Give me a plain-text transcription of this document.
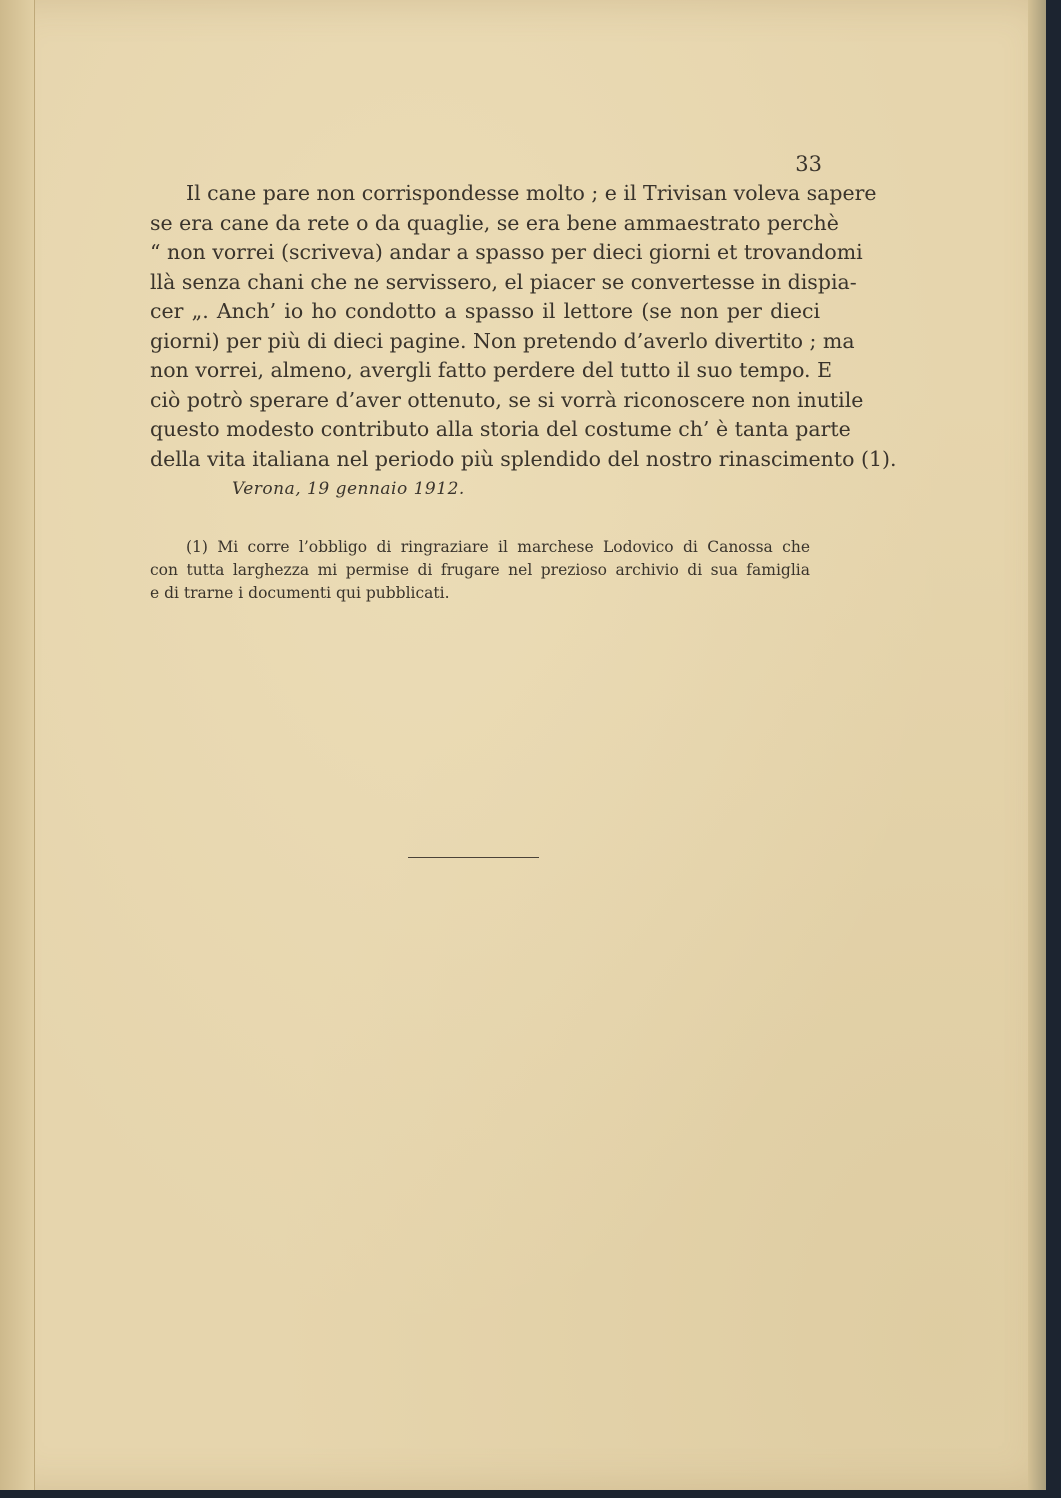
33
Il cane pare non corrispondesse molto ; e il Trivisan voleva sapere
se era cane da rete o da quaglie, se era bene ammaestrato perchè
“ non vorrei (scriveva) andar a spasso per dieci giorni et trovandomi
llà senza chani che ne servissero, el piacer se convertesse in dispia-
cer „. Anch’ io ho condotto a spasso il lettore (se non per dieci
giorni) per più di dieci pagine. Non pretendo d’averlo divertito ; ma
non vorrei, almeno, avergli fatto perdere del tutto il suo tempo. E
ciò potrò sperare d’aver ottenuto, se si vorrà riconoscere non inutile
questo modesto contributo alla storia del costume ch’ è tanta parte
della vita italiana nel periodo più splendido del nostro rinascimento (1).
Verona, 19 gennaio 1912.
(1) Mi corre l’obbligo di ringraziare il marchese Lodovico di Canossa che
con tutta larghezza mi permise di frugare nel prezioso archivio di sua famiglia
e di trarne i documenti qui pubblicati.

* * * * * * * * *

_REQUIREMENTS_. Keep the pictures out of the copy and return the rest of the data above exactly.

_TASK RESPONSE_.
Give me a plain-text transcription of this document.
33
Il cane pare non corrispondesse molto ; e il Trivisan voleva sapere
se era cane da rete o da quaglie, se era bene ammaestrato perchè
“ non vorrei (scriveva) andar a spasso per dieci giorni et trovandomi
llà senza chani che ne servissero, el piacer se convertesse in dispia-
cer „. Anch’ io ho condotto a spasso il lettore (se non per dieci
giorni) per più di dieci pagine. Non pretendo d’averlo divertito ; ma
non vorrei, almeno, avergli fatto perdere del tutto il suo tempo. E
ciò potrò sperare d’aver ottenuto, se si vorrà riconoscere non inutile
questo modesto contributo alla storia del costume ch’ è tanta parte
della vita italiana nel periodo più splendido del nostro rinascimento (1).
Verona, 19 gennaio 1912.
(1) Mi corre l’obbligo di ringraziare il marchese Lodovico di Canossa che
con tutta larghezza mi permise di frugare nel prezioso archivio di sua famiglia
e di trarne i documenti qui pubblicati.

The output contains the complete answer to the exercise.